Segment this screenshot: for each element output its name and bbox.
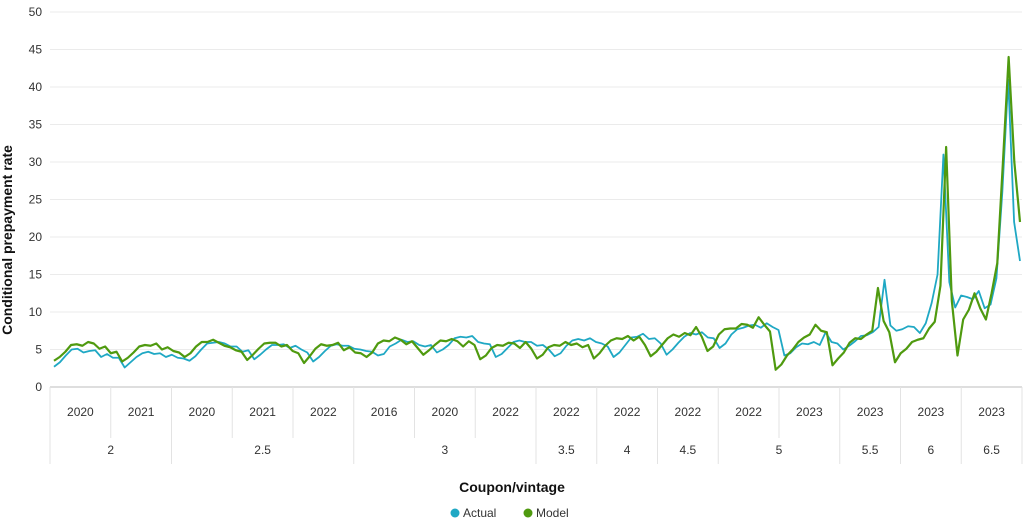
x-axis-categories: 2020 2021 2 2020 2021 2022 2.5 2016 2020 2022 3 202… bbox=[49, 387, 1023, 464]
legend: Actual Model bbox=[450, 506, 569, 520]
y-tick-label: 10 bbox=[29, 305, 43, 319]
x-vintage-label: 2023 bbox=[857, 405, 884, 419]
series-lines bbox=[53, 55, 1022, 371]
series-line-actual bbox=[53, 78, 1021, 369]
y-tick-label: 0 bbox=[35, 380, 42, 394]
y-axis-title: Conditional prepayment rate bbox=[0, 145, 15, 335]
x-coupon-label: 2.5 bbox=[254, 443, 271, 457]
x-coupon-label: 4.5 bbox=[680, 443, 697, 457]
x-axis-title: Coupon/vintage bbox=[459, 479, 565, 495]
legend-label-model: Model bbox=[536, 506, 569, 520]
y-tick-label: 25 bbox=[29, 193, 43, 207]
y-tick-label: 30 bbox=[29, 155, 43, 169]
x-coupon-label: 5 bbox=[776, 443, 783, 457]
x-vintage-label: 2022 bbox=[735, 405, 762, 419]
legend-marker-actual bbox=[450, 508, 460, 518]
y-tick-label: 40 bbox=[29, 80, 43, 94]
y-tick-label: 50 bbox=[29, 5, 43, 19]
x-vintage-label: 2020 bbox=[189, 405, 216, 419]
x-vintage-label: 2020 bbox=[432, 405, 459, 419]
x-coupon-label: 3 bbox=[442, 443, 449, 457]
y-tick-label: 5 bbox=[35, 343, 42, 357]
x-vintage-label: 2023 bbox=[796, 405, 823, 419]
y-tick-labels: 0 5 10 15 20 25 30 35 40 45 50 bbox=[29, 5, 43, 394]
x-vintage-label: 2022 bbox=[614, 405, 641, 419]
x-coupon-label: 6.5 bbox=[983, 443, 1000, 457]
y-tick-label: 35 bbox=[29, 118, 43, 132]
x-coupon-label: 6 bbox=[928, 443, 935, 457]
x-vintage-label: 2016 bbox=[371, 405, 398, 419]
x-vintage-label: 2022 bbox=[310, 405, 337, 419]
y-tick-label: 45 bbox=[29, 43, 43, 57]
x-vintage-label: 2023 bbox=[918, 405, 945, 419]
x-coupon-label: 3.5 bbox=[558, 443, 575, 457]
x-vintage-label: 2022 bbox=[492, 405, 519, 419]
x-vintage-label: 2023 bbox=[978, 405, 1005, 419]
y-tick-label: 20 bbox=[29, 230, 43, 244]
x-vintage-label: 2022 bbox=[675, 405, 702, 419]
x-vintage-label: 2021 bbox=[128, 405, 155, 419]
legend-label-actual: Actual bbox=[463, 506, 496, 520]
y-gridlines bbox=[50, 11, 1022, 388]
y-tick-label: 15 bbox=[29, 268, 43, 282]
x-vintage-label: 2021 bbox=[249, 405, 276, 419]
x-vintage-label: 2022 bbox=[553, 405, 580, 419]
x-vintage-label: 2020 bbox=[67, 405, 94, 419]
x-coupon-label: 4 bbox=[624, 443, 631, 457]
legend-marker-model bbox=[523, 508, 533, 518]
x-coupon-label: 2 bbox=[107, 443, 114, 457]
x-coupon-label: 5.5 bbox=[862, 443, 879, 457]
series-line-model bbox=[53, 55, 1022, 371]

::::

WHAT YOU WILL DO - Convert every line in the items above into a numbered list, dropping any blank lines and omitting the pictures.

FINISHED TASK -
1. Segment this screenshot: for each element output its name and bbox.
2. x-axis-categories: 2020 2021 2 2020 2021 2022 2.5 2016 2020 2022 3 202… bbox=[49, 387, 1023, 464]
3. legend: Actual Model bbox=[450, 506, 569, 520]
4. y-tick-label: 10 bbox=[29, 305, 43, 319]
5. x-vintage-label: 2023 bbox=[857, 405, 884, 419]
6. series-lines bbox=[53, 55, 1022, 371]
7. series-line-actual bbox=[53, 78, 1021, 369]
8. y-tick-label: 0 bbox=[35, 380, 42, 394]
9. y-axis-title: Conditional prepayment rate bbox=[0, 145, 15, 335]
10. x-coupon-label: 2.5 bbox=[254, 443, 271, 457]
11. x-coupon-label: 4.5 bbox=[680, 443, 697, 457]
12. x-axis-title: Coupon/vintage bbox=[459, 479, 565, 495]
13. legend-label-model: Model bbox=[536, 506, 569, 520]
14. y-tick-label: 25 bbox=[29, 193, 43, 207]
15. y-tick-label: 30 bbox=[29, 155, 43, 169]
16. x-coupon-label: 5 bbox=[776, 443, 783, 457]
17. x-vintage-label: 2022 bbox=[735, 405, 762, 419]
18. legend-marker-actual bbox=[450, 508, 460, 518]
19. y-tick-label: 40 bbox=[29, 80, 43, 94]
20. y-tick-label: 50 bbox=[29, 5, 43, 19]
21. x-vintage-label: 2020 bbox=[189, 405, 216, 419]
22. x-vintage-label: 2020 bbox=[432, 405, 459, 419]
23. x-coupon-label: 3 bbox=[442, 443, 449, 457]
24. y-tick-label: 5 bbox=[35, 343, 42, 357]
25. x-vintage-label: 2023 bbox=[796, 405, 823, 419]
26. y-tick-labels: 0 5 10 15 20 25 30 35 40 45 50 bbox=[29, 5, 43, 394]
27. x-vintage-label: 2022 bbox=[614, 405, 641, 419]
28. x-coupon-label: 6.5 bbox=[983, 443, 1000, 457]
29. y-tick-label: 35 bbox=[29, 118, 43, 132]
30. x-coupon-label: 6 bbox=[928, 443, 935, 457]
31. x-vintage-label: 2016 bbox=[371, 405, 398, 419]
32. x-vintage-label: 2022 bbox=[310, 405, 337, 419]
33. y-tick-label: 45 bbox=[29, 43, 43, 57]
34. x-vintage-label: 2023 bbox=[918, 405, 945, 419]
35. x-coupon-label: 3.5 bbox=[558, 443, 575, 457]
36. x-vintage-label: 2022 bbox=[492, 405, 519, 419]
37. x-vintage-label: 2023 bbox=[978, 405, 1005, 419]
38. y-tick-label: 20 bbox=[29, 230, 43, 244]
39. x-vintage-label: 2022 bbox=[675, 405, 702, 419]
40. x-vintage-label: 2021 bbox=[128, 405, 155, 419]
41. legend-label-actual: Actual bbox=[463, 506, 496, 520]
42. y-gridlines bbox=[50, 11, 1022, 388]
43. y-tick-label: 15 bbox=[29, 268, 43, 282]
44. x-vintage-label: 2021 bbox=[249, 405, 276, 419]
45. x-vintage-label: 2022 bbox=[553, 405, 580, 419]
46. x-vintage-label: 2020 bbox=[67, 405, 94, 419]
47. x-coupon-label: 4 bbox=[624, 443, 631, 457]
48. legend-marker-model bbox=[523, 508, 533, 518]
49. x-coupon-label: 2 bbox=[107, 443, 114, 457]
50. x-coupon-label: 5.5 bbox=[862, 443, 879, 457]
51. series-line-model bbox=[53, 55, 1022, 371]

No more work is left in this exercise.